## Stated exercise
The records below must be output exactly, without pictures.

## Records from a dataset
— Start —
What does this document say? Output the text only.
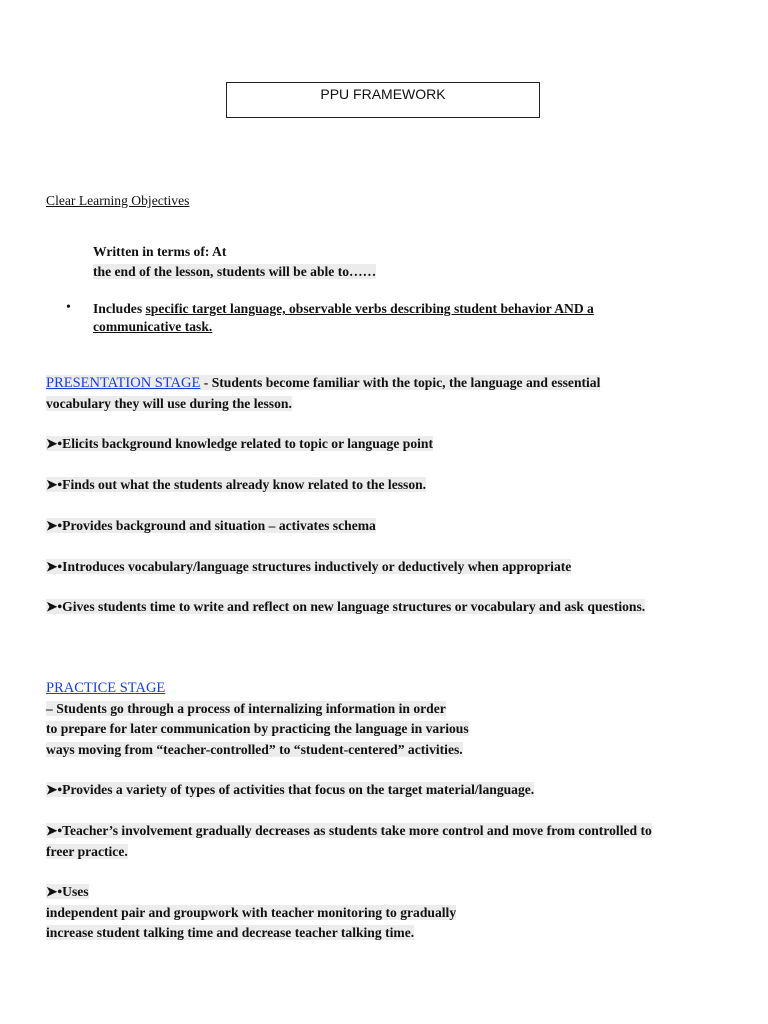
PPU FRAMEWORK
Clear Learning Objectives
Written in terms of: At
the end of the lesson, students will be able to……
• Includes specific target language, observable verbs describing student behavior AND a
communicative task.
PRESENTATION STAGE - Students become familiar with the topic, the language and essential
vocabulary they will use during the lesson.
➤•Elicits background knowledge related to topic or language point
➤•Finds out what the students already know related to the lesson.
➤•Provides background and situation – activates schema
➤•Introduces vocabulary/language structures inductively or deductively when appropriate
➤•Gives students time to write and reflect on new language structures or vocabulary and ask questions.
PRACTICE STAGE
– Students go through a process of internalizing information in order
to prepare for later communication by practicing the language in various
ways moving from “teacher-controlled” to “student-centered” activities.
➤•Provides a variety of types of activities that focus on the target material/language.
➤•Teacher’s involvement gradually decreases as students take more control and move from controlled to
freer practice.
➤•Uses
independent pair and groupwork with teacher monitoring to gradually
increase student talking time and decrease teacher talking time.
— End —
## Written response
What does this document say? Output the text only.
PPU FRAMEWORK
Clear Learning Objectives
Written in terms of: At
the end of the lesson, students will be able to……
• Includes specific target language, observable verbs describing student behavior AND a
communicative task.
PRESENTATION STAGE - Students become familiar with the topic, the language and essential
vocabulary they will use during the lesson.
➤•Elicits background knowledge related to topic or language point
➤•Finds out what the students already know related to the lesson.
➤•Provides background and situation – activates schema
➤•Introduces vocabulary/language structures inductively or deductively when appropriate
➤•Gives students time to write and reflect on new language structures or vocabulary and ask questions.
PRACTICE STAGE
– Students go through a process of internalizing information in order
to prepare for later communication by practicing the language in various
ways moving from “teacher-controlled” to “student-centered” activities.
➤•Provides a variety of types of activities that focus on the target material/language.
➤•Teacher’s involvement gradually decreases as students take more control and move from controlled to
freer practice.
➤•Uses
independent pair and groupwork with teacher monitoring to gradually
increase student talking time and decrease teacher talking time.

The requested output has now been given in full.